Extracted material:
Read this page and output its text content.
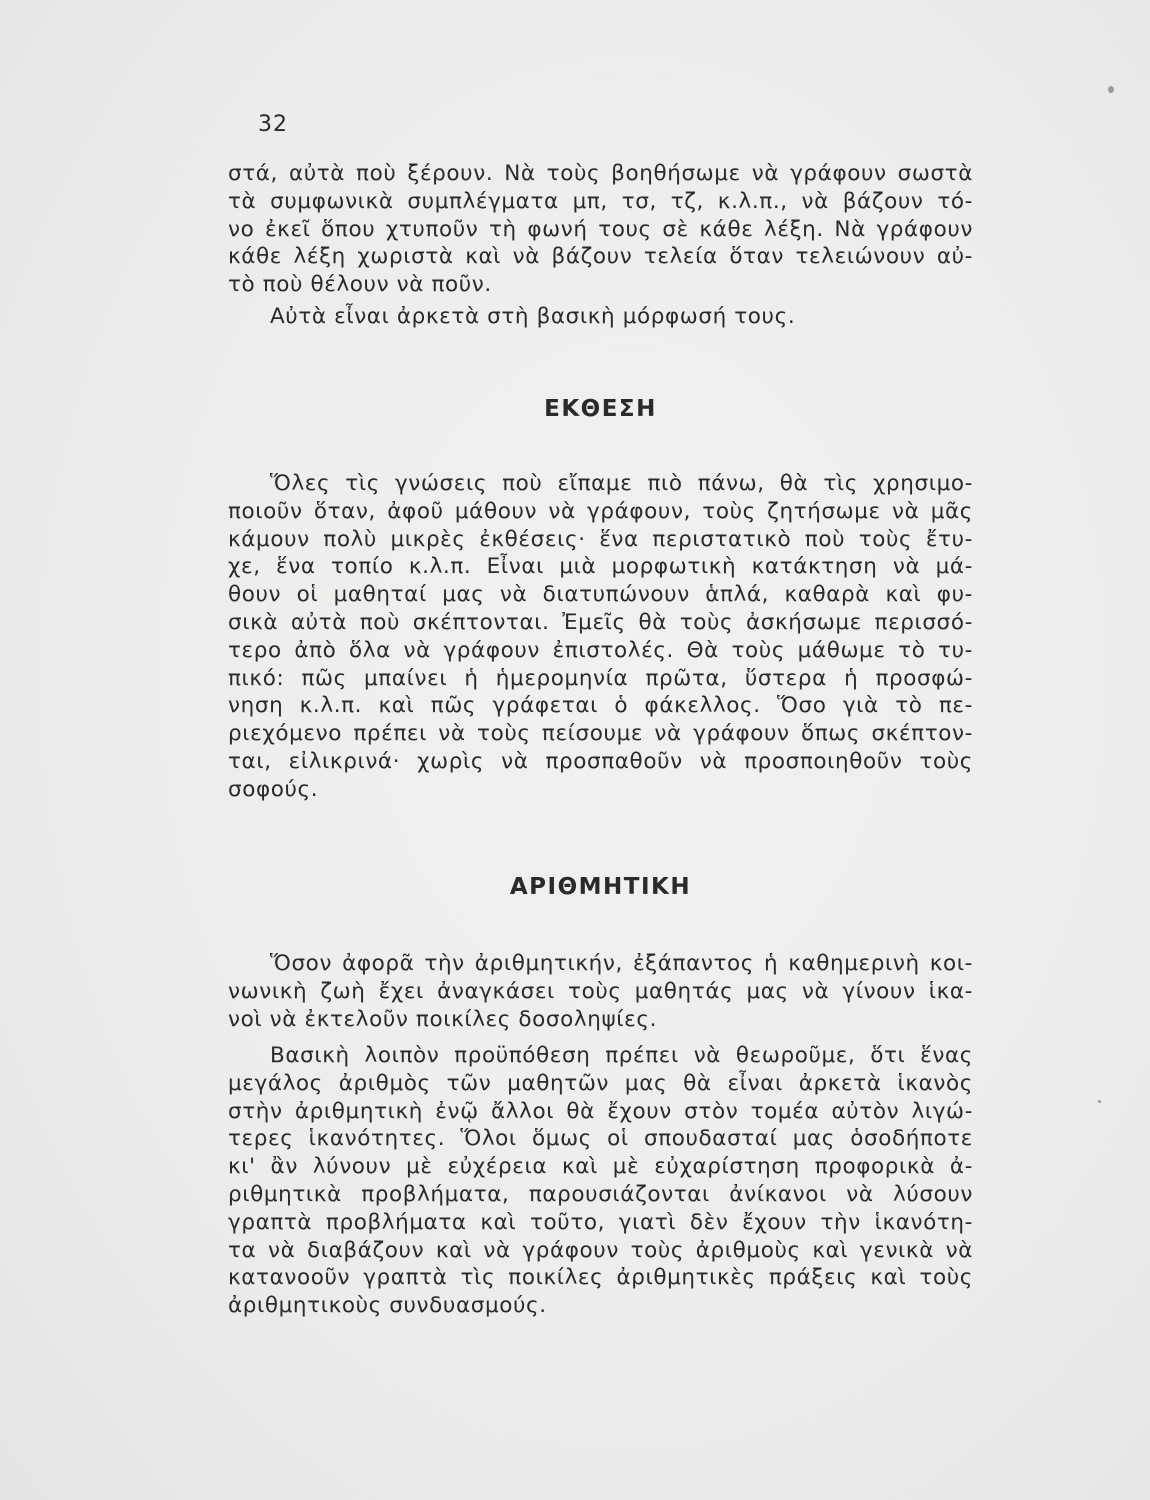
32
στά, αὐτὰ ποὺ ξέρουν. Νὰ τοὺς βοηθήσωμε νὰ γράφουν σωστὰ
τὰ συμφωνικὰ συμπλέγματα μπ, τσ, τζ, κ.λ.π., νὰ βάζουν τό-
νο ἐκεῖ ὅπου χτυποῦν τὴ φωνή τους σὲ κάθε λέξη. Νὰ γράφουν
κάθε λέξη χωριστὰ καὶ νὰ βάζουν τελεία ὅταν τελειώνουν αὐ-
τὸ ποὺ θέλουν νὰ ποῦν.
Αὐτὰ εἶναι ἀρκετὰ στὴ βασικὴ μόρφωσή τους.
ΕΚΘΕΣΗ
Ὅλες τὶς γνώσεις ποὺ εἴπαμε πιὸ πάνω, θὰ τὶς χρησιμο-
ποιοῦν ὅταν, ἀφοῦ μάθουν νὰ γράφουν, τοὺς ζητήσωμε νὰ μᾶς
κάμουν πολὺ μικρὲς ἐκθέσεις· ἕνα περιστατικὸ ποὺ τοὺς ἔτυ-
χε, ἕνα τοπίο κ.λ.π. Εἶναι μιὰ μορφωτικὴ κατάκτηση νὰ μά-
θουν οἱ μαθηταί μας νὰ διατυπώνουν ἁπλά, καθαρὰ καὶ φυ-
σικὰ αὐτὰ ποὺ σκέπτονται. Ἐμεῖς θὰ τοὺς ἀσκήσωμε περισσό-
τερο ἀπὸ ὅλα νὰ γράφουν ἐπιστολές. Θὰ τοὺς μάθωμε τὸ τυ-
πικό: πῶς μπαίνει ἡ ἡμερομηνία πρῶτα, ὕστερα ἡ προσφώ-
νηση κ.λ.π. καὶ πῶς γράφεται ὁ φάκελλος. Ὅσο γιὰ τὸ πε-
ριεχόμενο πρέπει νὰ τοὺς πείσουμε νὰ γράφουν ὅπως σκέπτον-
ται, εἰλικρινά· χωρὶς νὰ προσπαθοῦν νὰ προσποιηθοῦν τοὺς
σοφούς.
ΑΡΙΘΜΗΤΙΚΗ
Ὅσον ἀφορᾶ τὴν ἀριθμητικήν, ἐξάπαντος ἡ καθημερινὴ κοι-
νωνικὴ ζωὴ ἔχει ἀναγκάσει τοὺς μαθητάς μας νὰ γίνουν ἱκα-
νοὶ νὰ ἐκτελοῦν ποικίλες δοσοληψίες.
Βασικὴ λοιπὸν προϋπόθεση πρέπει νὰ θεωροῦμε, ὅτι ἕνας
μεγάλος ἀριθμὸς τῶν μαθητῶν μας θὰ εἶναι ἀρκετὰ ἱκανὸς
στὴν ἀριθμητικὴ ἐνῷ ἄλλοι θὰ ἔχουν στὸν τομέα αὐτὸν λιγώ-
τερες ἱκανότητες. Ὅλοι ὅμως οἱ σπουδασταί μας ὁσοδήποτε
κι' ἂν λύνουν μὲ εὐχέρεια καὶ μὲ εὐχαρίστηση προφορικὰ ἀ-
ριθμητικὰ προβλήματα, παρουσιάζονται ἀνίκανοι νὰ λύσουν
γραπτὰ προβλήματα καὶ τοῦτο, γιατὶ δὲν ἔχουν τὴν ἱκανότη-
τα νὰ διαβάζουν καὶ νὰ γράφουν τοὺς ἀριθμοὺς καὶ γενικὰ νὰ
κατανοοῦν γραπτὰ τὶς ποικίλες ἀριθμητικὲς πράξεις καὶ τοὺς
ἀριθμητικοὺς συνδυασμούς.
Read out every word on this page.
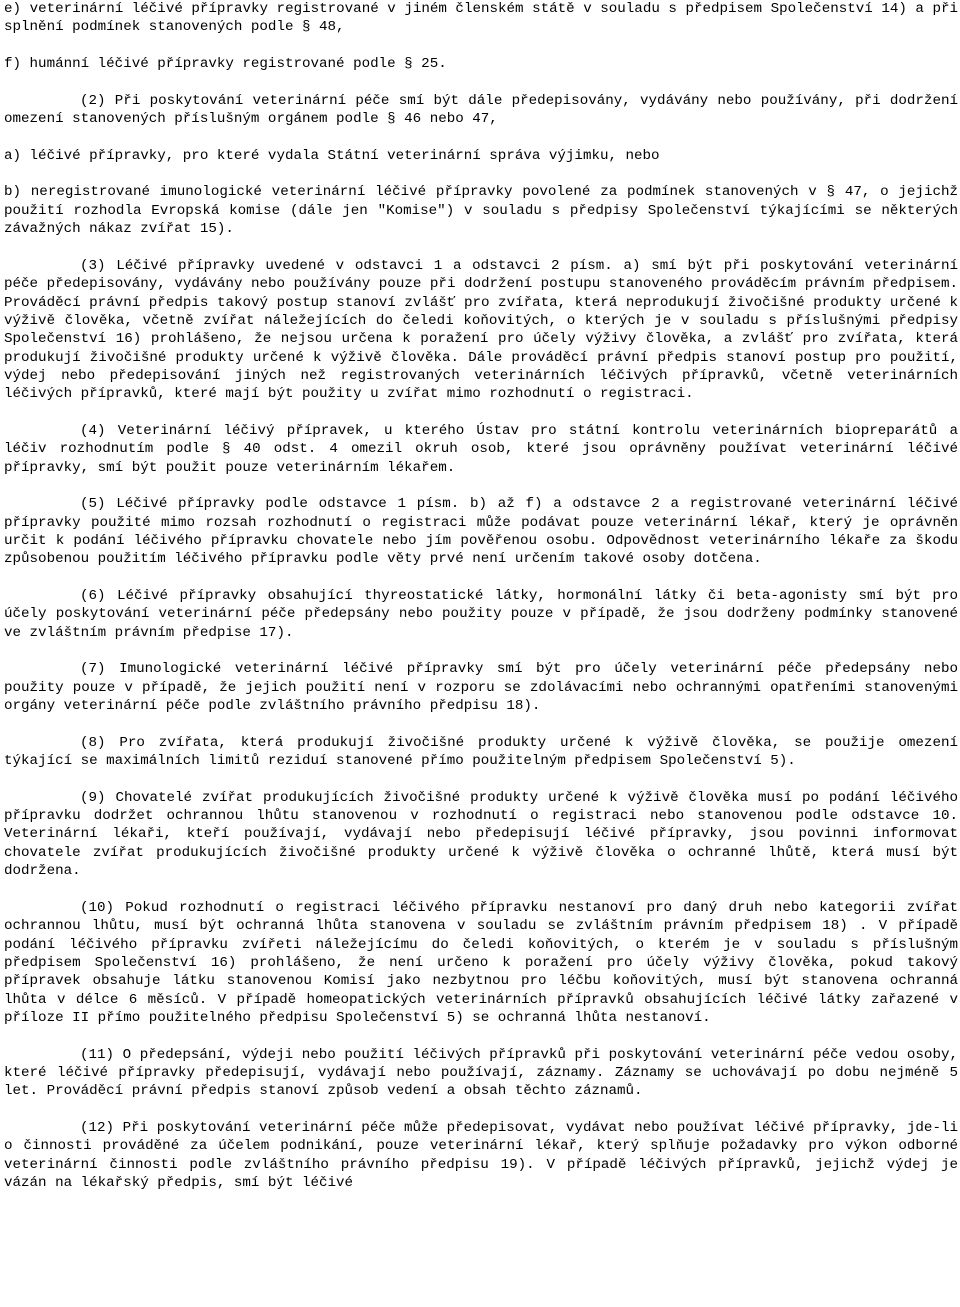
e) veterinární léčivé přípravky registrované v jiném členském státě v souladu s předpisem Společenství 14) a při splnění podmínek stanovených podle § 48,

f) humánní léčivé přípravky registrované podle § 25.

(2) Při poskytování veterinární péče smí být dále předepisovány, vydávány nebo používány, při dodržení omezení stanovených příslušným orgánem podle § 46 nebo 47,

a) léčivé přípravky, pro které vydala Státní veterinární správa výjimku, nebo

b) neregistrované imunologické veterinární léčivé přípravky povolené za podmínek stanovených v § 47, o jejichž použití rozhodla Evropská komise (dále jen "Komise") v souladu s předpisy Společenství týkajícími se některých závažných nákaz zvířat 15).

(3) Léčivé přípravky uvedené v odstavci 1 a odstavci 2 písm. a) smí být při poskytování veterinární péče předepisovány, vydávány nebo používány pouze při dodržení postupu stanoveného prováděcím právním předpisem. Prováděcí právní předpis takový postup stanoví zvlášť pro zvířata, která neprodukují živočišné produkty určené k výživě člověka, včetně zvířat náležejících do čeledi koňovitých, o kterých je v souladu s příslušnými předpisy Společenství 16) prohlášeno, že nejsou určena k poražení pro účely výživy člověka, a zvlášť pro zvířata, která produkují živočišné produkty určené k výživě člověka. Dále prováděcí právní předpis stanoví postup pro použití, výdej nebo předepisování jiných než registrovaných veterinárních léčivých přípravků, včetně veterinárních léčivých přípravků, které mají být použity u zvířat mimo rozhodnutí o registraci.

(4) Veterinární léčivý přípravek, u kterého Ústav pro státní kontrolu veterinárních biopreparátů a léčiv rozhodnutím podle § 40 odst. 4 omezil okruh osob, které jsou oprávněny používat veterinární léčivé přípravky, smí být použit pouze veterinárním lékařem.

(5) Léčivé přípravky podle odstavce 1 písm. b) až f) a odstavce 2 a registrované veterinární léčivé přípravky použité mimo rozsah rozhodnutí o registraci může podávat pouze veterinární lékař, který je oprávněn určit k podání léčivého přípravku chovatele nebo jím pověřenou osobu. Odpovědnost veterinárního lékaře za škodu způsobenou použitím léčivého přípravku podle věty prvé není určením takové osoby dotčena.

(6) Léčivé přípravky obsahující thyreostatické látky, hormonální látky či beta-agonisty smí být pro účely poskytování veterinární péče předepsány nebo použity pouze v případě, že jsou dodrženy podmínky stanovené ve zvláštním právním předpise 17).

(7) Imunologické veterinární léčivé přípravky smí být pro účely veterinární péče předepsány nebo použity pouze v případě, že jejich použití není v rozporu se zdolávacími nebo ochrannými opatřeními stanovenými orgány veterinární péče podle zvláštního právního předpisu 18).

(8) Pro zvířata, která produkují živočišné produkty určené k výživě člověka, se použije omezení týkající se maximálních limitů reziduí stanovené přímo použitelným předpisem Společenství 5).

(9) Chovatelé zvířat produkujících živočišné produkty určené k výživě člověka musí po podání léčivého přípravku dodržet ochrannou lhůtu stanovenou v rozhodnutí o registraci nebo stanovenou podle odstavce 10. Veterinární lékaři, kteří používají, vydávají nebo předepisují léčivé přípravky, jsou povinni informovat chovatele zvířat produkujících živočišné produkty určené k výživě člověka o ochranné lhůtě, která musí být dodržena.

(10) Pokud rozhodnutí o registraci léčivého přípravku nestanoví pro daný druh nebo kategorii zvířat ochrannou lhůtu, musí být ochranná lhůta stanovena v souladu se zvláštním právním předpisem 18) . V případě podání léčivého přípravku zvířeti náležejícímu do čeledi koňovitých, o kterém je v souladu s příslušným předpisem Společenství 16) prohlášeno, že není určeno k poražení pro účely výživy člověka, pokud takový přípravek obsahuje látku stanovenou Komisí jako nezbytnou pro léčbu koňovitých, musí být stanovena ochranná lhůta v délce 6 měsíců. V případě homeopatických veterinárních přípravků obsahujících léčivé látky zařazené v příloze II přímo použitelného předpisu Společenství 5) se ochranná lhůta nestanoví.

(11) O předepsání, výdeji nebo použití léčivých přípravků při poskytování veterinární péče vedou osoby, které léčivé přípravky předepisují, vydávají nebo používají, záznamy. Záznamy se uchovávají po dobu nejméně 5 let. Prováděcí právní předpis stanoví způsob vedení a obsah těchto záznamů.

(12) Při poskytování veterinární péče může předepisovat, vydávat nebo používat léčivé přípravky, jde-li o činnosti prováděné za účelem podnikání, pouze veterinární lékař, který splňuje požadavky pro výkon odborné veterinární činnosti podle zvláštního právního předpisu 19). V případě léčivých přípravků, jejichž výdej je vázán na lékařský předpis, smí být léčivé
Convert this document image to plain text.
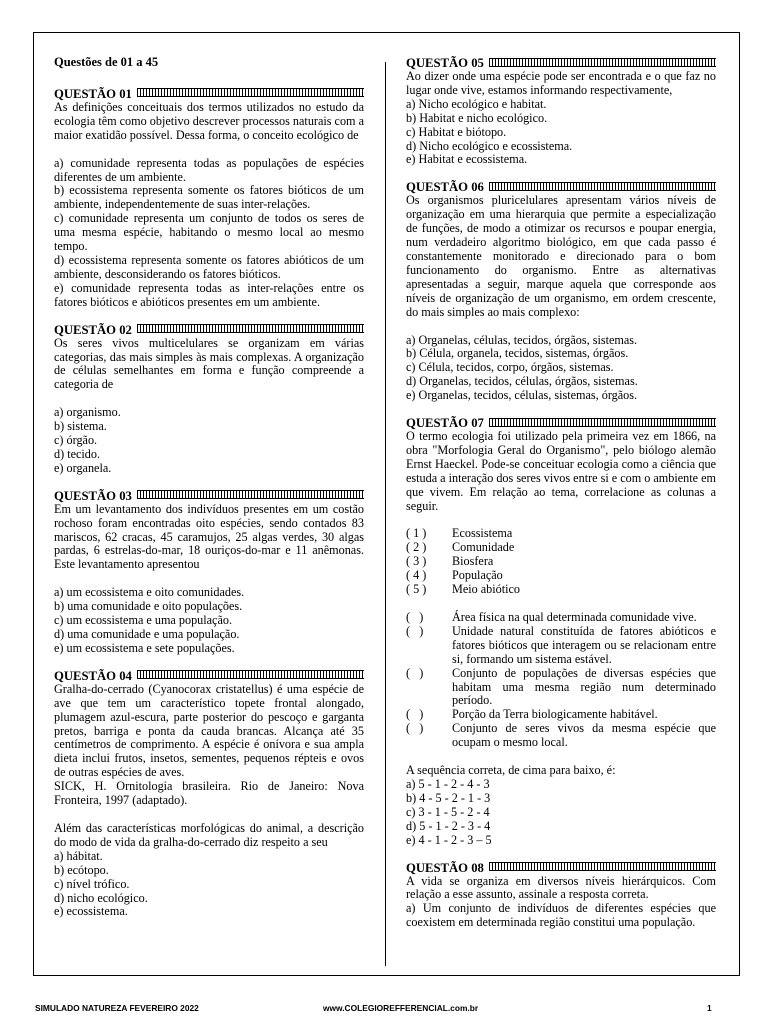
Questões de 01 a 45

QUESTÃO 01

As definições conceituais dos termos utilizados no estudo da ecologia têm como objetivo descrever processos naturais com a maior exatidão possível. Dessa forma, o conceito ecológico de

a) comunidade representa todas as populações de espécies diferentes de um ambiente.
b) ecossistema representa somente os fatores bióticos de um ambiente, independentemente de suas inter-relações.
c) comunidade representa um conjunto de todos os seres de uma mesma espécie, habitando o mesmo local ao mesmo tempo.
d) ecossistema representa somente os fatores abióticos de um ambiente, desconsiderando os fatores bióticos.
e) comunidade representa todas as inter-relações entre os fatores bióticos e abióticos presentes em um ambiente.
QUESTÃO 02

Os seres vivos multicelulares se organizam em várias categorias, das mais simples às mais complexas. A organização de células semelhantes em forma e função compreende a categoria de

a) organismo.
b) sistema.
c) órgão.
d) tecido.
e) organela.
QUESTÃO 03

Em um levantamento dos indivíduos presentes em um costão rochoso foram encontradas oito espécies, sendo contados 83 mariscos, 62 cracas, 45 caramujos, 25 algas verdes, 30 algas pardas, 6 estrelas-do-mar, 18 ouriços-do-mar e 11 anêmonas. Este levantamento apresentou

a) um ecossistema e oito comunidades.
b) uma comunidade e oito populações.
c) um ecossistema e uma população.
d) uma comunidade e uma população.
e) um ecossistema e sete populações.
QUESTÃO 04

Gralha-do-cerrado (Cyanocorax cristatellus) é uma espécie de ave que tem um característico topete frontal alongado, plumagem azul-escura, parte posterior do pescoço e garganta pretos, barriga e ponta da cauda brancas. Alcança até 35 centímetros de comprimento. A espécie é onívora e sua ampla dieta inclui frutos, insetos, sementes, pequenos répteis e ovos de outras espécies de aves.

SICK, H. Ornitologia brasileira. Rio de Janeiro: Nova Fronteira, 1997 (adaptado).

Além das características morfológicas do animal, a descrição do modo de vida da gralha-do-cerrado diz respeito a seu

a) hábitat.
b) ecótopo.
c) nível trófico.
d) nicho ecológico.
e) ecossistema.
QUESTÃO 05

Ao dizer onde uma espécie pode ser encontrada e o que faz no lugar onde vive, estamos informando respectivamente,

a) Nicho ecológico e habitat.
b) Habitat e nicho ecológico.
c) Habitat e biótopo.
d) Nicho ecológico e ecossistema.
e) Habitat e ecossistema.
QUESTÃO 06

Os organismos pluricelulares apresentam vários níveis de organização em uma hierarquia que permite a especialização de funções, de modo a otimizar os recursos e poupar energia, num verdadeiro algoritmo biológico, em que cada passo é constantemente monitorado e direcionado para o bom funcionamento do organismo. Entre as alternativas apresentadas a seguir, marque aquela que corresponde aos níveis de organização de um organismo, em ordem crescente, do mais simples ao mais complexo:

a) Organelas, células, tecidos, órgãos, sistemas.
b) Célula, organela, tecidos, sistemas, órgãos.
c) Célula, tecidos, corpo, órgãos, sistemas.
d) Organelas, tecidos, células, órgãos, sistemas.
e) Organelas, tecidos, células, sistemas, órgãos.
QUESTÃO 07

O termo ecologia foi utilizado pela primeira vez em 1866, na obra "Morfologia Geral do Organismo", pelo biólogo alemão Ernst Haeckel. Pode-se conceituar ecologia como a ciência que estuda a interação dos seres vivos entre si e com o ambiente em que vivem. Em relação ao tema, correlacione as colunas a seguir.

( 1 )	Ecossistema
( 2 )	Comunidade
( 3 )	Biosfera
( 4 )	População
( 5 )	Meio abiótico
(   )	Área física na qual determinada comunidade vive.
(   )	Unidade natural constituída de fatores abióticos e fatores bióticos que interagem ou se relacionam entre si, formando um sistema estável.
(   )	Conjunto de populações de diversas espécies que habitam uma mesma região num determinado período.
(   )	Porção da Terra biologicamente habitável.
(   )	Conjunto de seres vivos da mesma espécie que ocupam o mesmo local.

A sequência correta, de cima para baixo, é:

a) 5 - 1 - 2 - 4 - 3
b) 4 - 5 - 2 - 1 - 3
c) 3 - 1 - 5 - 2 - 4
d) 5 - 1 - 2 - 3 - 4
e) 4 - 1 - 2 - 3 – 5
QUESTÃO 08

A vida se organiza em diversos níveis hierárquicos. Com relação a esse assunto, assinale a resposta correta.

a) Um conjunto de indivíduos de diferentes espécies que coexistem em determinada região constitui uma população.
SIMULADO NATUREZA FEVEREIRO 2022	www.COLEGIOREFFERENCIAL.com.br	1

Exercise:
Check all the records above and select each line where the string "používat" is found.

Exercise solution:
(4) Veterinární léčivý přípravek, u kterého Ústav pro státní kontrolu veterinárních biopreparátů a léčiv rozhodnutím podle § 40 odst. 4 omezil okruh osob, které jsou oprávněny používat veterinární léčivé přípravky, smí být použit pouze veterinárním lékařem.
(12) Při poskytování veterinární péče může předepisovat, vydávat nebo používat léčivé přípravky, jde-li o činnosti prováděné za účelem podnikání, pouze veterinární lékař, který splňuje požadavky pro výkon odborné veterinární činnosti podle zvláštního právního předpisu 19). V případě léčivých přípravků, jejichž výdej je vázán na lékařský předpis, smí být léčivé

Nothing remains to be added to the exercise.